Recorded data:

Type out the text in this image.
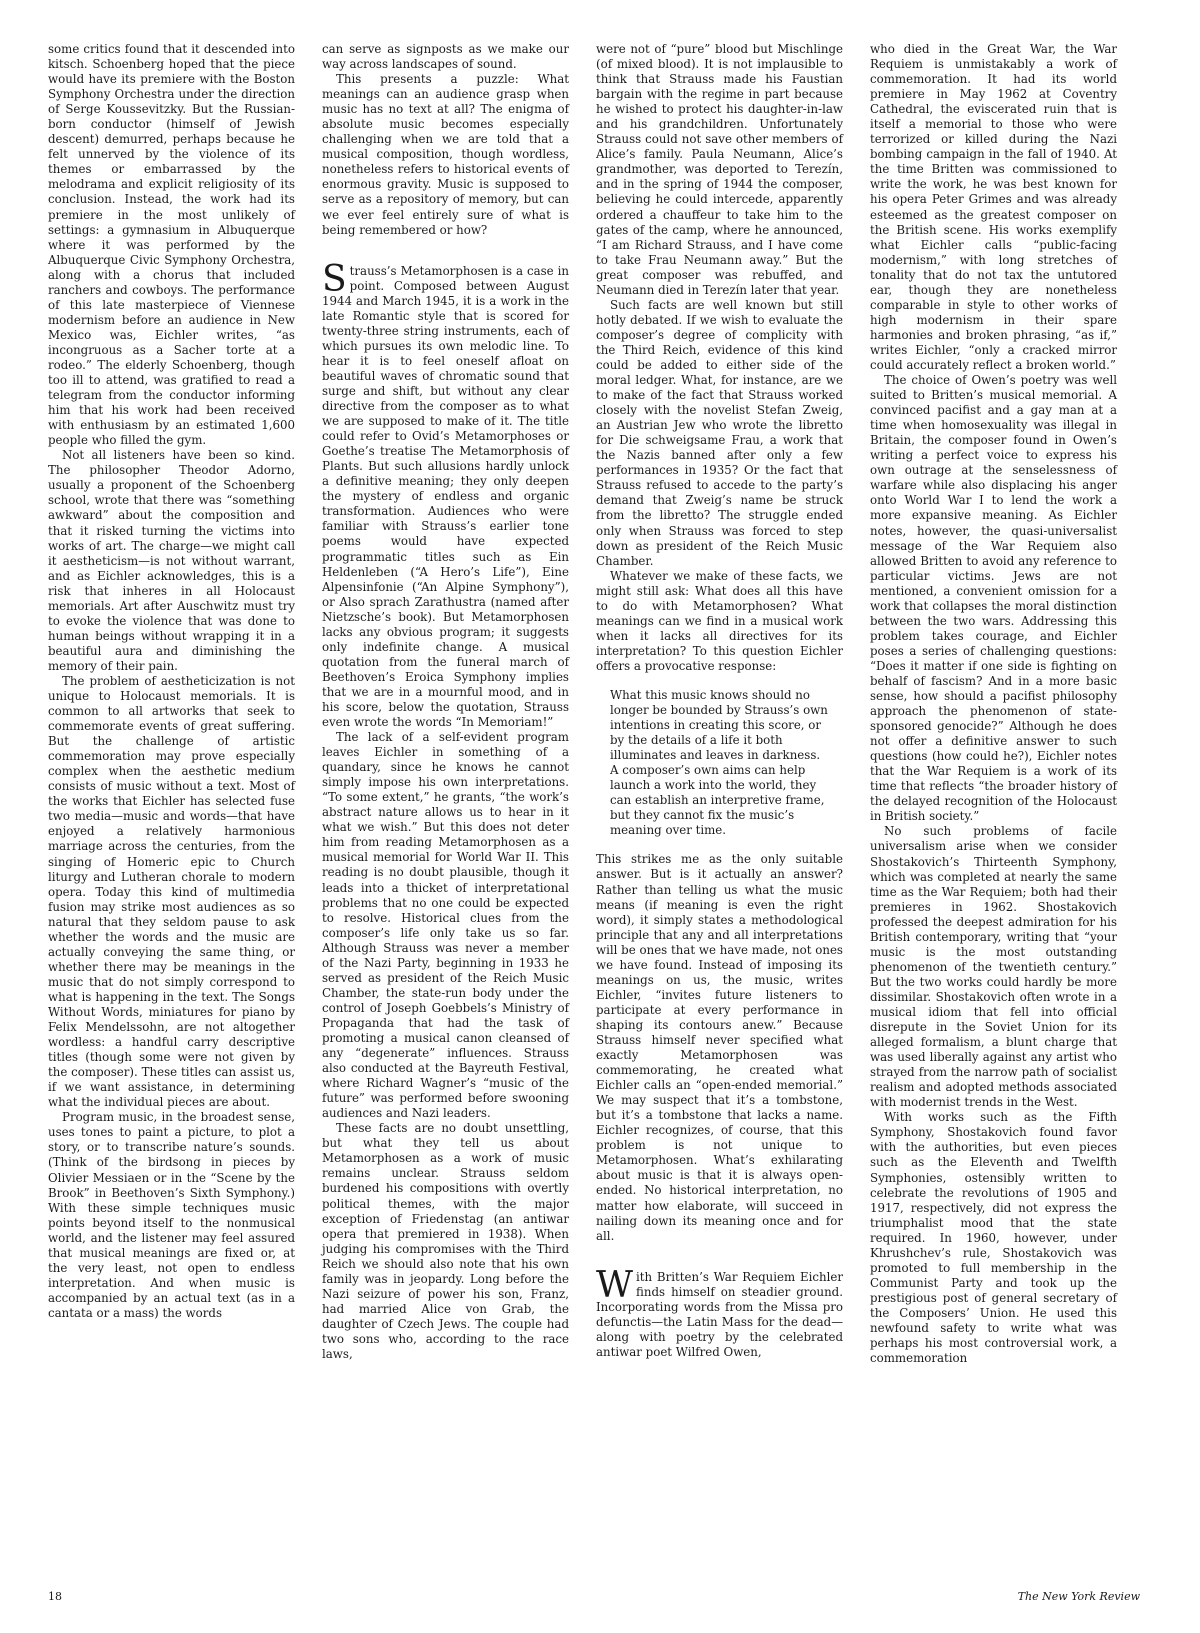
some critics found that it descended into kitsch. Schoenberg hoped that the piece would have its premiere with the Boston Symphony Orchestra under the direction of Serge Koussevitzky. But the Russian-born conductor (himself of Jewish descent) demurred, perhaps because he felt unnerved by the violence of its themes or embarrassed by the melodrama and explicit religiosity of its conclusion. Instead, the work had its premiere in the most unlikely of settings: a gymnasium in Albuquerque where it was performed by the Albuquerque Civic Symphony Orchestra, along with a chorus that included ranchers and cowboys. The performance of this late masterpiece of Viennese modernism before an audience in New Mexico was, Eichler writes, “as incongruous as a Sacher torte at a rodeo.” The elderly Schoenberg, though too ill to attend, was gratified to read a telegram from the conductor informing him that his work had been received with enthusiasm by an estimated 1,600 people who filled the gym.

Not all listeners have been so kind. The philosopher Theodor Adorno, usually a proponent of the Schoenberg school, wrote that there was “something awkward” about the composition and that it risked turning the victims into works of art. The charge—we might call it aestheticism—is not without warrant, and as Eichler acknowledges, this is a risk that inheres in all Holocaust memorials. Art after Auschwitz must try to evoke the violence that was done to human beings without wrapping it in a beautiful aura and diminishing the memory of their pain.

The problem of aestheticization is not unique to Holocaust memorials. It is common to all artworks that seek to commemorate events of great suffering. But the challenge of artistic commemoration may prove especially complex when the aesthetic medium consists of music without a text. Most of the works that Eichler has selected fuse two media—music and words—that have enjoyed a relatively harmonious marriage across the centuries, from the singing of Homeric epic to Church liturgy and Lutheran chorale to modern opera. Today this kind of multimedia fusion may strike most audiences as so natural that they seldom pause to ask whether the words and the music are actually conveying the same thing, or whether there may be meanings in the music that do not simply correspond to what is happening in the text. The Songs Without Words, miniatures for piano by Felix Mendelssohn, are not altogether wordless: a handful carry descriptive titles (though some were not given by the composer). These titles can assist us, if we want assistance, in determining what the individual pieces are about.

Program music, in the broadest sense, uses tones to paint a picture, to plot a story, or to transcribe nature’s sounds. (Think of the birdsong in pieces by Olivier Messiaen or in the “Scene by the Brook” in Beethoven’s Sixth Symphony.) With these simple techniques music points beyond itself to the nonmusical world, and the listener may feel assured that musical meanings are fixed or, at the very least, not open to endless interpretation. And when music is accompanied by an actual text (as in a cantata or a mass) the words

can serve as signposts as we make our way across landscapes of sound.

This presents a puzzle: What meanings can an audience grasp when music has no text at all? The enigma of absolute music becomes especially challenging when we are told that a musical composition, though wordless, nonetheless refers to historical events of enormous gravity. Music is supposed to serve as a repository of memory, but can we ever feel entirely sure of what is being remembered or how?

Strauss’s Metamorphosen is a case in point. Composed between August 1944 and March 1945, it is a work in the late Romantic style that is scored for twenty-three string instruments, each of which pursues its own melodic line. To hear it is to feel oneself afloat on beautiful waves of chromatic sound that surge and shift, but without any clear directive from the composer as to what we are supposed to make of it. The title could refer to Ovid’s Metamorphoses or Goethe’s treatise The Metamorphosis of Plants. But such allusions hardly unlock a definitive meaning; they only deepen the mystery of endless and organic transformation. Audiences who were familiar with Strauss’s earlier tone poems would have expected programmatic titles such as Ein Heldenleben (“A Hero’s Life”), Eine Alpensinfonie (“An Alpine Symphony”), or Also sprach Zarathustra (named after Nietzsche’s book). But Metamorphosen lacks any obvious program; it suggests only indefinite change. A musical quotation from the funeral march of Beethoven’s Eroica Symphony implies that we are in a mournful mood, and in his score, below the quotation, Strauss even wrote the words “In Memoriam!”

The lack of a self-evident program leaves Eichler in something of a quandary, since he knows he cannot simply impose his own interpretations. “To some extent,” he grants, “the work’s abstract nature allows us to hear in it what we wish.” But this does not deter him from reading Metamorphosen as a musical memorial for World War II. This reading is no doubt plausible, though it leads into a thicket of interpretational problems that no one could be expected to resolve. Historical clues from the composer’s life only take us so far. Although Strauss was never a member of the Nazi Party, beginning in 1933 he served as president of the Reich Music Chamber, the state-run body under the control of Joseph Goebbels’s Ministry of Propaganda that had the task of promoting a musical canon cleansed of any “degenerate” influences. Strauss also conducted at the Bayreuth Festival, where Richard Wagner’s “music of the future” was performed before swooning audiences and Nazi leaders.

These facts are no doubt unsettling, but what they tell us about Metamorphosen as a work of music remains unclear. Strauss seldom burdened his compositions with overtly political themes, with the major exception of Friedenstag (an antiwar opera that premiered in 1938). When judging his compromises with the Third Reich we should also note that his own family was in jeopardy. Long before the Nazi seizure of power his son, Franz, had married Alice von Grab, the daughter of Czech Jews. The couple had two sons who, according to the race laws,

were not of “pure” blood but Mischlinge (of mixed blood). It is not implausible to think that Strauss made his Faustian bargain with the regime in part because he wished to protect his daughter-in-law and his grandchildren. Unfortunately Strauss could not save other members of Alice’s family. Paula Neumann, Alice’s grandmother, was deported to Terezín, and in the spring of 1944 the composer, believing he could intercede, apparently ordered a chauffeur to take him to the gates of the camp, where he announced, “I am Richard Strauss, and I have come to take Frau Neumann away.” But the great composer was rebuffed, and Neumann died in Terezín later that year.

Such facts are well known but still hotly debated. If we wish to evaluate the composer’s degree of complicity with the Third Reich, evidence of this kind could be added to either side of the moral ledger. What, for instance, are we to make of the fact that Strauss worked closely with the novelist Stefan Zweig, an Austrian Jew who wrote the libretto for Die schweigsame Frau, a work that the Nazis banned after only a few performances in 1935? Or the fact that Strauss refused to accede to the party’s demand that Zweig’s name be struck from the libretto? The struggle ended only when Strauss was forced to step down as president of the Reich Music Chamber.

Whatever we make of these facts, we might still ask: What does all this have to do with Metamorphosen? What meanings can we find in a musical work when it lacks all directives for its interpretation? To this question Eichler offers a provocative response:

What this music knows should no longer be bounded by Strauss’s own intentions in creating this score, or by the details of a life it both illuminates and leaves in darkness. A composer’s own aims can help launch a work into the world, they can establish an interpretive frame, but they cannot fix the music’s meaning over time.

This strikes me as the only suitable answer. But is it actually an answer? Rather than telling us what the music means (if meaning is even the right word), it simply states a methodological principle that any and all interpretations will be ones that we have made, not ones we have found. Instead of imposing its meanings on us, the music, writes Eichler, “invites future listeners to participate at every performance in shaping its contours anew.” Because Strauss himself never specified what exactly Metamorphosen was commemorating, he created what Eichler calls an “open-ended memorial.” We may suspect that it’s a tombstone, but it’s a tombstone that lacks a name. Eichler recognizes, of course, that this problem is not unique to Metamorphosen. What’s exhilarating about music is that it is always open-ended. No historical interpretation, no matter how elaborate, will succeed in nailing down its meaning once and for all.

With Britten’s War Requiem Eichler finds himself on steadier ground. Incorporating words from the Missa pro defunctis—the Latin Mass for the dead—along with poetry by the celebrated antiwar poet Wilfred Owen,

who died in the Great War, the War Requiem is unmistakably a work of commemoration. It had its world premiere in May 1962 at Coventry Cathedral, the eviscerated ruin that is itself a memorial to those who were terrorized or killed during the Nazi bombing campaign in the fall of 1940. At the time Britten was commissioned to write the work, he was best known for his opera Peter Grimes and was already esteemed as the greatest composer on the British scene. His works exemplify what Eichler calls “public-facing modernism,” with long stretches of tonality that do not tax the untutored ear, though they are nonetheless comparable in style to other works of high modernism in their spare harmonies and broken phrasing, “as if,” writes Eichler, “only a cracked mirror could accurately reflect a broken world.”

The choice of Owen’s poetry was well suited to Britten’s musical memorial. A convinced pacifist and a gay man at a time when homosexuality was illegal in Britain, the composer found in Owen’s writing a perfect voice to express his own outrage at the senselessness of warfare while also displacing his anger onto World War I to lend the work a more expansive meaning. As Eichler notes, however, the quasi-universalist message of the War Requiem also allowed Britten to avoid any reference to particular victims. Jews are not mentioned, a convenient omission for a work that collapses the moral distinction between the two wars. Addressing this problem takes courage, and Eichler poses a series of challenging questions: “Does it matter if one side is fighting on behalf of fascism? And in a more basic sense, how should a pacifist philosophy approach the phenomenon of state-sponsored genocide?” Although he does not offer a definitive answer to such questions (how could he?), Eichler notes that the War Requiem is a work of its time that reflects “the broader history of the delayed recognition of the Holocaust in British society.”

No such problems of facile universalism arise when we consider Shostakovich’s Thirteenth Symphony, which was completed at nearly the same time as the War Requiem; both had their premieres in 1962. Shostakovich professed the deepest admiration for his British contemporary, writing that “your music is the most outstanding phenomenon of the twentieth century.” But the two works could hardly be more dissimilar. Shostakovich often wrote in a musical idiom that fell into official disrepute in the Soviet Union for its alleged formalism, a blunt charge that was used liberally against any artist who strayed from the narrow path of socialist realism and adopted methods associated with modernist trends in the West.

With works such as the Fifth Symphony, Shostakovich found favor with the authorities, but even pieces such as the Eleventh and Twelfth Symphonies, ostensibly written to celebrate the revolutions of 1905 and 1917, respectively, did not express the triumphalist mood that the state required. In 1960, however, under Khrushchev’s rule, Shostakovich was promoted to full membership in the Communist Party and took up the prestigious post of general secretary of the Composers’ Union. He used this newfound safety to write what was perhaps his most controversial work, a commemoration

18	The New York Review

To be done:
Copy out all lines that carry the word "memory".

Exercise result:
Not all listeners have been so kind. The philosopher Theodor Adorno, usually a proponent of the Schoenberg school, wrote that there was “something awkward” about the composition and that it risked turning the victims into works of art. The charge—we might call it aestheticism—is not without warrant, and as Eichler acknowledges, this is a risk that inheres in all Holocaust memorials. Art after Auschwitz must try to evoke the violence that was done to human beings without wrapping it in a beautiful aura and diminishing the memory of their pain.
This presents a puzzle: What meanings can an audience grasp when music has no text at all? The enigma of absolute music becomes especially challenging when we are told that a musical composition, though wordless, nonetheless refers to historical events of enormous gravity. Music is supposed to serve as a repository of memory, but can we ever feel entirely sure of what is being remembered or how?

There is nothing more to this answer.